-- What to do --
Extract every line that contains the word "JSON".
════════════════════
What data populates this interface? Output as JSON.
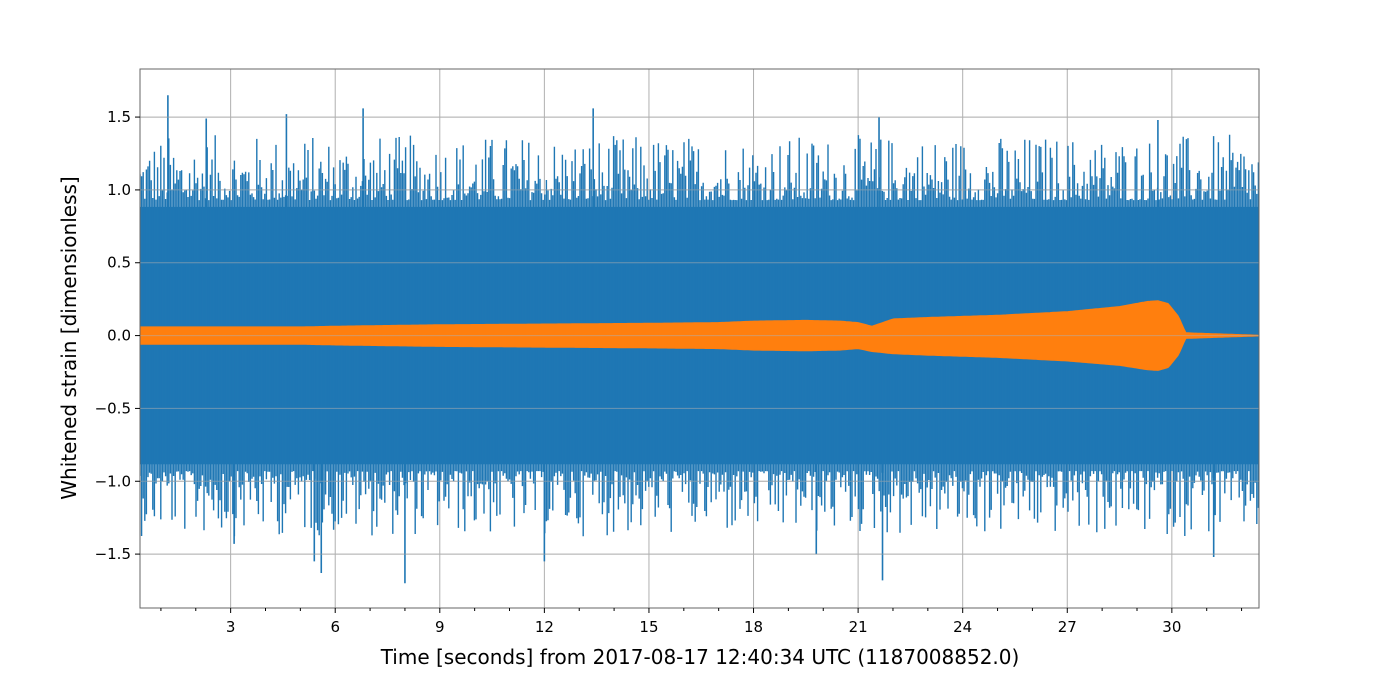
{
  "chart_data": {
    "type": "line",
    "xlabel": "Time [seconds] from 2017-08-17 12:40:34 UTC (1187008852.0)",
    "ylabel": "Whitened strain [dimensionless]",
    "xlim": [
      0.4,
      32.5
    ],
    "ylim": [
      -1.87,
      1.83
    ],
    "grid": true,
    "x_ticks": [
      3,
      6,
      9,
      12,
      15,
      18,
      21,
      24,
      27,
      30
    ],
    "x_tick_labels": [
      "3",
      "6",
      "9",
      "12",
      "15",
      "18",
      "21",
      "24",
      "27",
      "30"
    ],
    "y_ticks": [
      1.5,
      1.0,
      0.5,
      0.0,
      -0.5,
      -1.0,
      -1.5
    ],
    "y_tick_labels": [
      "1.5",
      "1.0",
      "0.5",
      "0.0",
      "−0.5",
      "−1.0",
      "−1.5"
    ],
    "series": [
      {
        "color": "#1f77b4",
        "envelope_x": [
          0.4,
          32.5
        ],
        "envelope_upper": [
          0.93,
          0.93
        ],
        "envelope_lower": [
          -0.93,
          -0.93
        ],
        "peaks": [
          {
            "x": 1.2,
            "y": 1.65
          },
          {
            "x": 2.3,
            "y": 1.49
          },
          {
            "x": 4.6,
            "y": 1.52
          },
          {
            "x": 6.8,
            "y": 1.56
          },
          {
            "x": 13.4,
            "y": 1.56
          },
          {
            "x": 21.6,
            "y": 1.5
          },
          {
            "x": 29.6,
            "y": 1.48
          },
          {
            "x": 5.4,
            "y": -1.55
          },
          {
            "x": 5.6,
            "y": -1.63
          },
          {
            "x": 8.0,
            "y": -1.7
          },
          {
            "x": 12.0,
            "y": -1.55
          },
          {
            "x": 19.8,
            "y": -1.5
          },
          {
            "x": 21.7,
            "y": -1.68
          },
          {
            "x": 31.2,
            "y": -1.52
          },
          {
            "x": 3.1,
            "y": -1.43
          }
        ]
      },
      {
        "color": "#ff7f0e",
        "envelope_x": [
          0.4,
          3.0,
          5.0,
          6.0,
          9.0,
          12.0,
          15.0,
          17.0,
          18.0,
          19.5,
          20.5,
          21.0,
          21.4,
          22.0,
          23.0,
          25.0,
          27.0,
          28.5,
          29.3,
          29.6,
          29.9,
          30.2,
          30.4,
          32.5
        ],
        "envelope_upper": [
          0.06,
          0.06,
          0.06,
          0.065,
          0.075,
          0.08,
          0.085,
          0.09,
          0.1,
          0.105,
          0.1,
          0.09,
          0.065,
          0.115,
          0.125,
          0.14,
          0.165,
          0.2,
          0.235,
          0.24,
          0.22,
          0.13,
          0.02,
          0.003
        ],
        "envelope_lower": [
          -0.06,
          -0.06,
          -0.06,
          -0.065,
          -0.075,
          -0.08,
          -0.085,
          -0.09,
          -0.1,
          -0.105,
          -0.1,
          -0.09,
          -0.11,
          -0.125,
          -0.135,
          -0.15,
          -0.175,
          -0.205,
          -0.235,
          -0.24,
          -0.22,
          -0.13,
          -0.02,
          -0.003
        ]
      }
    ]
  }
}
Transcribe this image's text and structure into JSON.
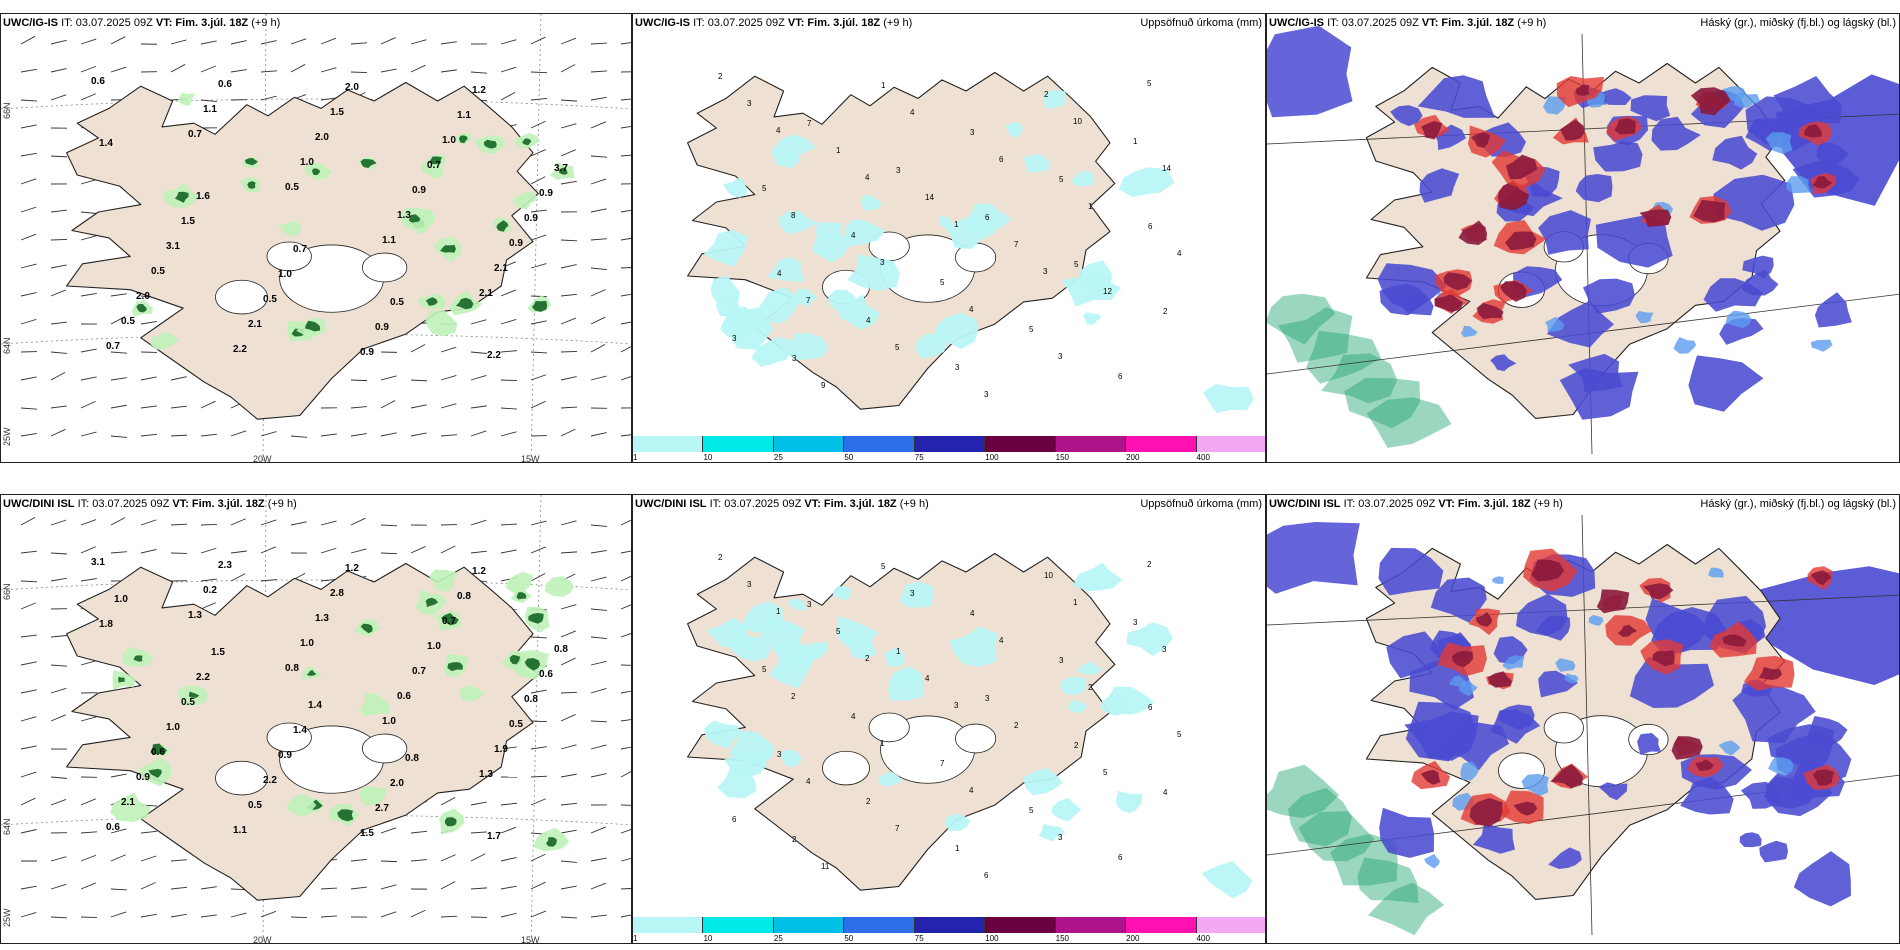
{
  "colors": {
    "land": "#eee0d2",
    "coast": "#222222",
    "grid": "#888888",
    "precip_light": "#b8f6f6",
    "cloud_high": "#8a1a3c",
    "cloud_mid": "#e23a34",
    "cloud_low": "#4a4ad2",
    "cloud_blue_light": "#5b9cf0",
    "cloud_green": "#22a36e",
    "wind_green_light": "#bff2b8",
    "wind_green_dark": "#1d6a2b"
  },
  "icons": {
    "wind_barb": "wind-barb-icon",
    "coastline": "coastline-shape"
  },
  "panels": [
    {
      "model": "UWC/IG-IS",
      "it": "IT: 03.07.2025 09Z",
      "vt": "VT: Fim. 3.júl. 18Z",
      "lead": "(+9 h)",
      "right_title": "",
      "kind": "wind",
      "labels": [
        "0.6",
        "0.7",
        "0.5",
        "1.1",
        "2.1",
        "0.7",
        "1.1",
        "1.0",
        "1.3",
        "2.1",
        "0.5",
        "0.6",
        "2.0",
        "0.9",
        "0.9",
        "2.0",
        "2.2",
        "1.5",
        "0.7",
        "0.9",
        "0.5",
        "2.1",
        "2.0",
        "1.0",
        "0.9",
        "3.1",
        "0.5",
        "0.9",
        "1.1",
        "3.7",
        "1.5",
        "1.0",
        "0.9",
        "1.2",
        "1.4",
        "1.6",
        "0.7",
        "0.5",
        "2.2"
      ],
      "lon_labels": [
        "20W",
        "15W"
      ],
      "lat_labels": [
        "66N",
        "64N",
        "25W"
      ]
    },
    {
      "model": "UWC/IG-IS",
      "it": "IT: 03.07.2025 09Z",
      "vt": "VT: Fim. 3.júl. 18Z",
      "lead": "(+9 h)",
      "right_title": "Uppsöfnuð úrkoma (mm)",
      "kind": "precip",
      "labels": [
        "2",
        "7",
        "3",
        "6",
        "5",
        "2",
        "3",
        "1",
        "3",
        "5",
        "6",
        "4",
        "4",
        "3",
        "2",
        "1",
        "5",
        "4",
        "5",
        "5",
        "6",
        "3",
        "1",
        "14",
        "7",
        "12",
        "3",
        "9",
        "4",
        "6",
        "1",
        "4",
        "7",
        "5",
        "3",
        "10",
        "14",
        "8",
        "3",
        "4",
        "3",
        "5",
        "4",
        "4",
        "1",
        "3"
      ],
      "colorbar": {
        "ticks": [
          "1",
          "10",
          "25",
          "50",
          "75",
          "100",
          "150",
          "200",
          "400"
        ],
        "colors": [
          "#b8f6f6",
          "#00eaea",
          "#00c0e8",
          "#2e6ee8",
          "#2323b0",
          "#6a0040",
          "#b0148a",
          "#ff10b0",
          "#f2a8f2"
        ]
      }
    },
    {
      "model": "UWC/IG-IS",
      "it": "IT: 03.07.2025 09Z",
      "vt": "VT: Fim. 3.júl. 18Z",
      "lead": "(+9 h)",
      "right_title": "Háský (gr.), miðský (fj.bl.) og lágský (bl.)",
      "kind": "cloud"
    },
    {
      "model": "UWC/DINI ISL",
      "it": "IT: 03.07.2025 09Z",
      "vt": "VT: Fim. 3.júl. 18Z",
      "lead": "(+9 h)",
      "right_title": "",
      "kind": "wind",
      "labels": [
        "3.1",
        "1.3",
        "0.8",
        "1.0",
        "1.3",
        "0.6",
        "0.2",
        "1.0",
        "0.6",
        "1.9",
        "2.1",
        "2.3",
        "1.3",
        "0.7",
        "0.5",
        "0.9",
        "1.1",
        "2.8",
        "1.0",
        "0.8",
        "0.6",
        "0.5",
        "1.2",
        "0.7",
        "0.6",
        "1.0",
        "2.2",
        "1.5",
        "0.8",
        "0.8",
        "0.5",
        "0.9",
        "2.7",
        "1.2",
        "1.8",
        "2.2",
        "1.4",
        "2.0",
        "1.7",
        "1.0",
        "1.5",
        "1.4",
        "0.8"
      ],
      "lon_labels": [
        "20W",
        "15W"
      ],
      "lat_labels": [
        "66N",
        "64N",
        "25W"
      ]
    },
    {
      "model": "UWC/DINI ISL",
      "it": "IT: 03.07.2025 09Z",
      "vt": "VT: Fim. 3.júl. 18Z",
      "lead": "(+9 h)",
      "right_title": "Uppsöfnuð úrkoma (mm)",
      "kind": "precip",
      "labels": [
        "2",
        "3",
        "1",
        "3",
        "2",
        "4",
        "2",
        "5",
        "4",
        "3",
        "6",
        "3",
        "2",
        "1",
        "10",
        "3",
        "5",
        "4",
        "7",
        "5",
        "6",
        "3",
        "5",
        "4",
        "2",
        "5",
        "6",
        "11",
        "3",
        "4",
        "2",
        "5",
        "4",
        "7",
        "6",
        "1",
        "3",
        "2",
        "1",
        "4",
        "3",
        "2",
        "1",
        "2",
        "3"
      ],
      "colorbar": {
        "ticks": [
          "1",
          "10",
          "25",
          "50",
          "75",
          "100",
          "150",
          "200",
          "400"
        ],
        "colors": [
          "#b8f6f6",
          "#00eaea",
          "#00c0e8",
          "#2e6ee8",
          "#2323b0",
          "#6a0040",
          "#b0148a",
          "#ff10b0",
          "#f2a8f2"
        ]
      }
    },
    {
      "model": "UWC/DINI ISL",
      "it": "IT: 03.07.2025 09Z",
      "vt": "VT: Fim. 3.júl. 18Z",
      "lead": "(+9 h)",
      "right_title": "Háský (gr.), miðský (fj.bl.) og lágský (bl.)",
      "kind": "cloud"
    }
  ]
}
════════════════════
-- The answer --
What data populates this interface? Output as JSON.
Transcribe this image's text and structure into JSON.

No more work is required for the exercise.